Find every line in the records below that contains the word "секторе", and copy each such line.
** start RECORDS FOR THE TASK **
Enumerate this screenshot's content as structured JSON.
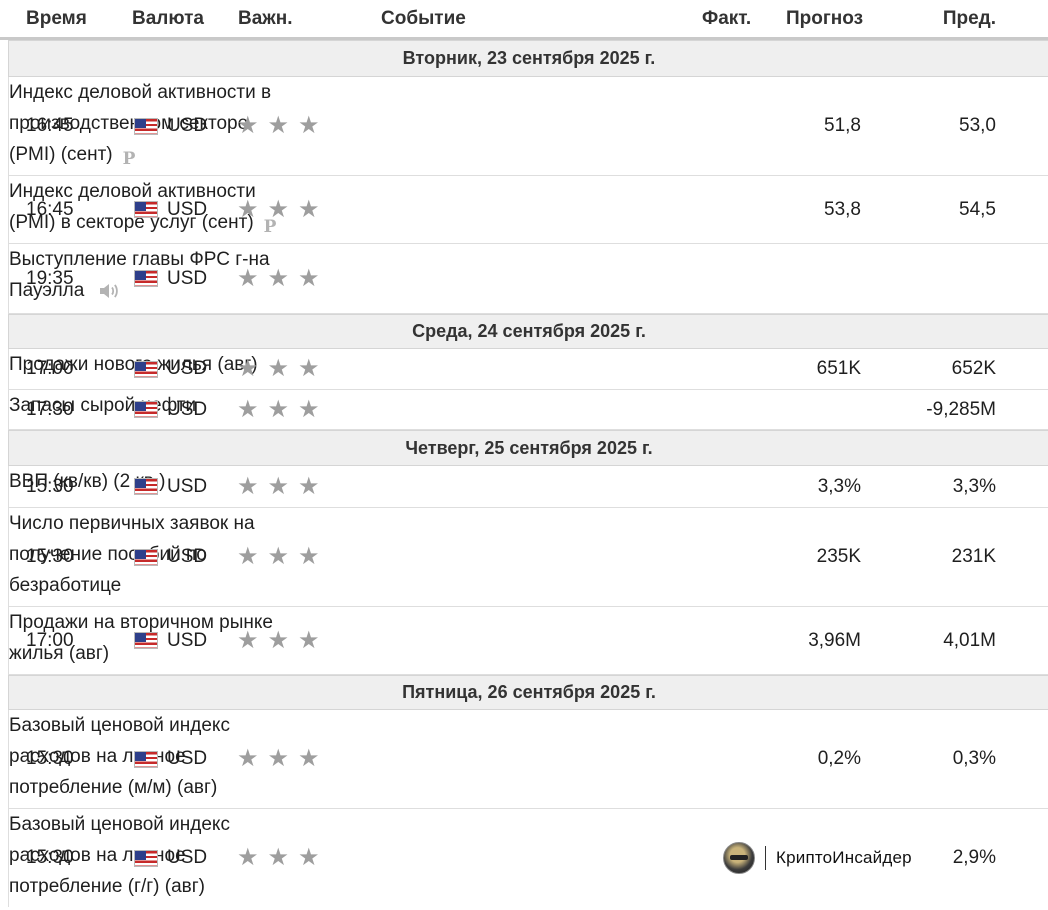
{
  "header": {
    "time": "Время",
    "currency": "Валюта",
    "importance": "Важн.",
    "event": "Событие",
    "actual": "Факт.",
    "forecast": "Прогноз",
    "previous": "Пред."
  },
  "days": [
    {
      "label": "Вторник, 23 сентября 2025 г."
    },
    {
      "label": "Среда, 24 сентября 2025 г."
    },
    {
      "label": "Четверг, 25 сентября 2025 г."
    },
    {
      "label": "Пятница, 26 сентября 2025 г."
    }
  ],
  "events": [
    {
      "time": "16:45",
      "currency": "USD",
      "stars": 3,
      "event_lines": [
        "Индекс деловой активности в",
        "производственном секторе",
        "(PMI) (сент)"
      ],
      "icon": "preliminary-icon",
      "actual": "",
      "forecast": "51,8",
      "previous": "53,0"
    },
    {
      "time": "16:45",
      "currency": "USD",
      "stars": 3,
      "event_lines": [
        "Индекс деловой активности",
        "(PMI) в секторе услуг (сент)"
      ],
      "icon": "preliminary-icon",
      "actual": "",
      "forecast": "53,8",
      "previous": "54,5"
    },
    {
      "time": "19:35",
      "currency": "USD",
      "stars": 3,
      "event_lines": [
        "Выступление главы ФРС г-на",
        "Пауэлла"
      ],
      "icon": "speaker-icon",
      "actual": "",
      "forecast": "",
      "previous": ""
    },
    {
      "time": "17:00",
      "currency": "USD",
      "stars": 3,
      "event_lines": [
        "Продажи нового жилья (авг)"
      ],
      "actual": "",
      "forecast": "651K",
      "previous": "652K"
    },
    {
      "time": "17:30",
      "currency": "USD",
      "stars": 3,
      "event_lines": [
        "Запасы сырой нефти"
      ],
      "actual": "",
      "forecast": "",
      "previous": "-9,285M"
    },
    {
      "time": "15:30",
      "currency": "USD",
      "stars": 3,
      "event_lines": [
        "ВВП (кв/кв) (2 кв.)"
      ],
      "actual": "",
      "forecast": "3,3%",
      "previous": "3,3%"
    },
    {
      "time": "15:30",
      "currency": "USD",
      "stars": 3,
      "event_lines": [
        "Число первичных заявок на",
        "получение пособий по",
        "безработице"
      ],
      "actual": "",
      "forecast": "235K",
      "previous": "231K"
    },
    {
      "time": "17:00",
      "currency": "USD",
      "stars": 3,
      "event_lines": [
        "Продажи на вторичном рынке",
        "жилья (авг)"
      ],
      "actual": "",
      "forecast": "3,96M",
      "previous": "4,01M"
    },
    {
      "time": "15:30",
      "currency": "USD",
      "stars": 3,
      "event_lines": [
        "Базовый ценовой индекс",
        "расходов на личное",
        "потребление (м/м) (авг)"
      ],
      "actual": "",
      "forecast": "0,2%",
      "previous": "0,3%"
    },
    {
      "time": "15:30",
      "currency": "USD",
      "stars": 3,
      "event_lines": [
        "Базовый ценовой индекс",
        "расходов на личное",
        "потребление (г/г) (авг)"
      ],
      "actual": "",
      "forecast": "",
      "previous": "2,9%"
    }
  ],
  "watermark": {
    "text": "КриптоИнсайдер"
  },
  "colors": {
    "day_bg": "#efefef",
    "star": "#9e9e9e",
    "icon_gray": "#b3b3b3"
  }
}
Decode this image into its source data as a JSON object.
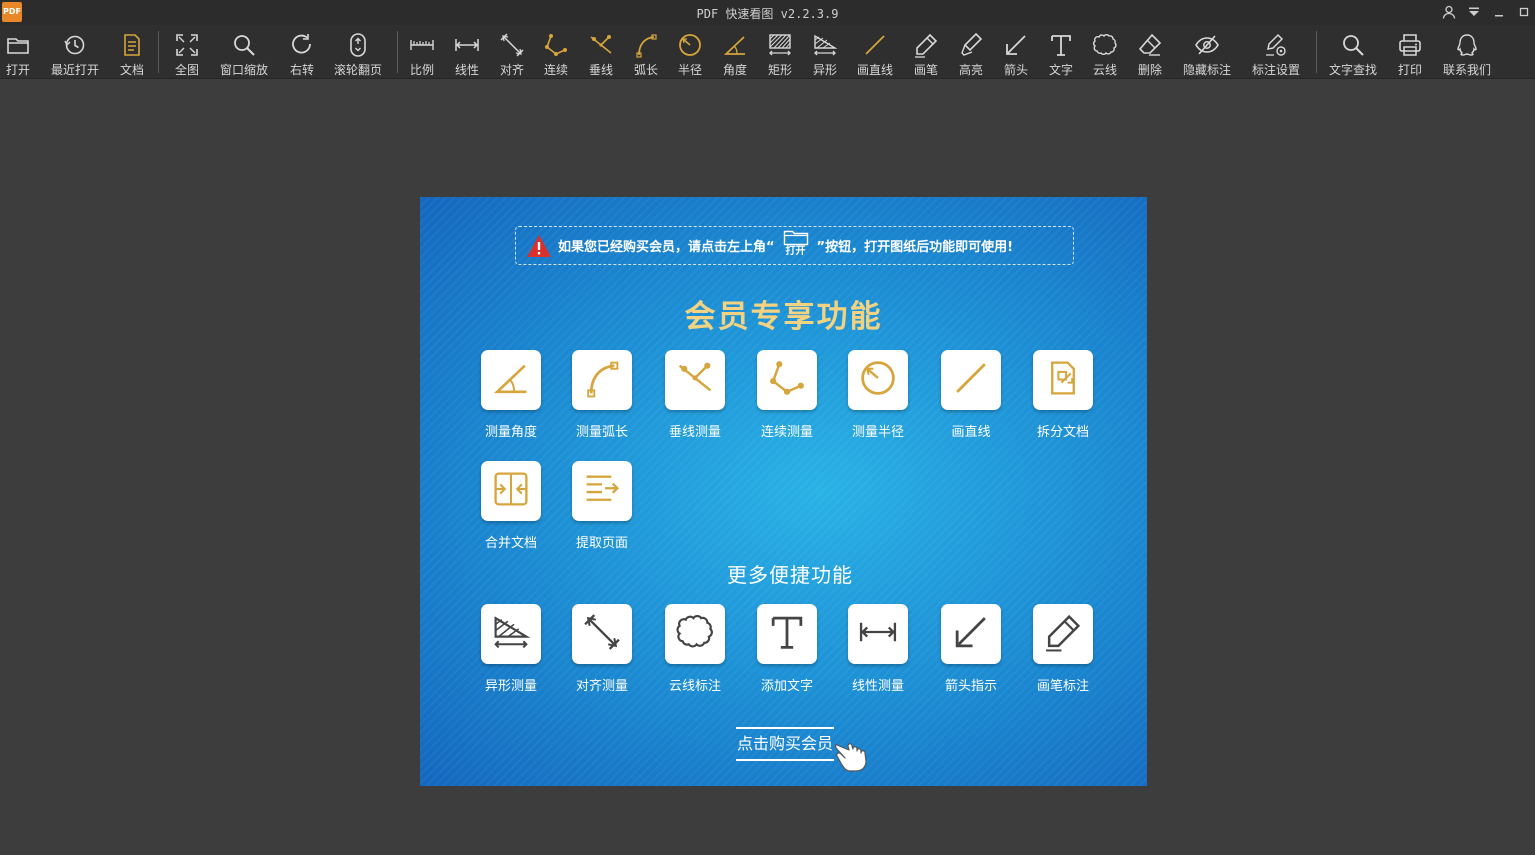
{
  "window": {
    "title": "PDF 快速看图 v2.2.3.9",
    "logo_text": "PDF"
  },
  "toolbar": {
    "items": [
      {
        "label": "打开",
        "icon": "folder-icon"
      },
      {
        "label": "最近打开",
        "icon": "history-icon"
      },
      {
        "label": "文档",
        "icon": "document-icon"
      },
      {
        "label": "全图",
        "icon": "fit-all-icon"
      },
      {
        "label": "窗口缩放",
        "icon": "zoom-icon"
      },
      {
        "label": "右转",
        "icon": "rotate-right-icon"
      },
      {
        "label": "滚轮翻页",
        "icon": "mouse-wheel-icon"
      },
      {
        "label": "比例",
        "icon": "scale-icon"
      },
      {
        "label": "线性",
        "icon": "linear-measure-icon"
      },
      {
        "label": "对齐",
        "icon": "align-measure-icon"
      },
      {
        "label": "连续",
        "icon": "continuous-measure-icon"
      },
      {
        "label": "垂线",
        "icon": "perpendicular-icon"
      },
      {
        "label": "弧长",
        "icon": "arc-length-icon"
      },
      {
        "label": "半径",
        "icon": "radius-icon"
      },
      {
        "label": "角度",
        "icon": "angle-icon"
      },
      {
        "label": "矩形",
        "icon": "rectangle-icon"
      },
      {
        "label": "异形",
        "icon": "irregular-shape-icon"
      },
      {
        "label": "画直线",
        "icon": "line-icon"
      },
      {
        "label": "画笔",
        "icon": "pen-icon"
      },
      {
        "label": "高亮",
        "icon": "highlighter-icon"
      },
      {
        "label": "箭头",
        "icon": "arrow-icon"
      },
      {
        "label": "文字",
        "icon": "text-icon"
      },
      {
        "label": "云线",
        "icon": "cloud-icon"
      },
      {
        "label": "删除",
        "icon": "eraser-icon"
      },
      {
        "label": "隐藏标注",
        "icon": "hide-eye-icon"
      },
      {
        "label": "标注设置",
        "icon": "markup-settings-icon"
      },
      {
        "label": "文字查找",
        "icon": "search-icon"
      },
      {
        "label": "打印",
        "icon": "printer-icon"
      },
      {
        "label": "联系我们",
        "icon": "qq-icon"
      }
    ]
  },
  "promo": {
    "notice_before": "如果您已经购买会员，请点击左上角“",
    "notice_icon_label": "打开",
    "notice_after": "”按钮，打开图纸后功能即可使用!",
    "member_title": "会员专享功能",
    "member_features": [
      {
        "label": "测量角度",
        "icon": "angle-icon"
      },
      {
        "label": "测量弧长",
        "icon": "arc-length-icon"
      },
      {
        "label": "垂线测量",
        "icon": "perpendicular-icon"
      },
      {
        "label": "连续测量",
        "icon": "continuous-measure-icon"
      },
      {
        "label": "测量半径",
        "icon": "radius-icon"
      },
      {
        "label": "画直线",
        "icon": "line-icon"
      },
      {
        "label": "拆分文档",
        "icon": "split-document-icon"
      },
      {
        "label": "合并文档",
        "icon": "merge-document-icon"
      },
      {
        "label": "提取页面",
        "icon": "extract-page-icon"
      }
    ],
    "more_title": "更多便捷功能",
    "more_features": [
      {
        "label": "异形测量",
        "icon": "irregular-shape-icon"
      },
      {
        "label": "对齐测量",
        "icon": "align-measure-icon"
      },
      {
        "label": "云线标注",
        "icon": "cloud-icon"
      },
      {
        "label": "添加文字",
        "icon": "text-icon"
      },
      {
        "label": "线性测量",
        "icon": "linear-measure-icon"
      },
      {
        "label": "箭头指示",
        "icon": "arrow-icon"
      },
      {
        "label": "画笔标注",
        "icon": "pen-icon"
      }
    ],
    "buy_label": "点击购买会员"
  },
  "colors": {
    "accent_gold": "#d6a53c",
    "toolbar_icon": "#d8d8d8",
    "panel_blue": "#1b8ad2",
    "heading_gold": "#f3d382"
  }
}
** end RECORDS FOR THE TASK **
OUTPUT BELOW:
        "производственном секторе",
        "(PMI) в секторе услуг (сент)"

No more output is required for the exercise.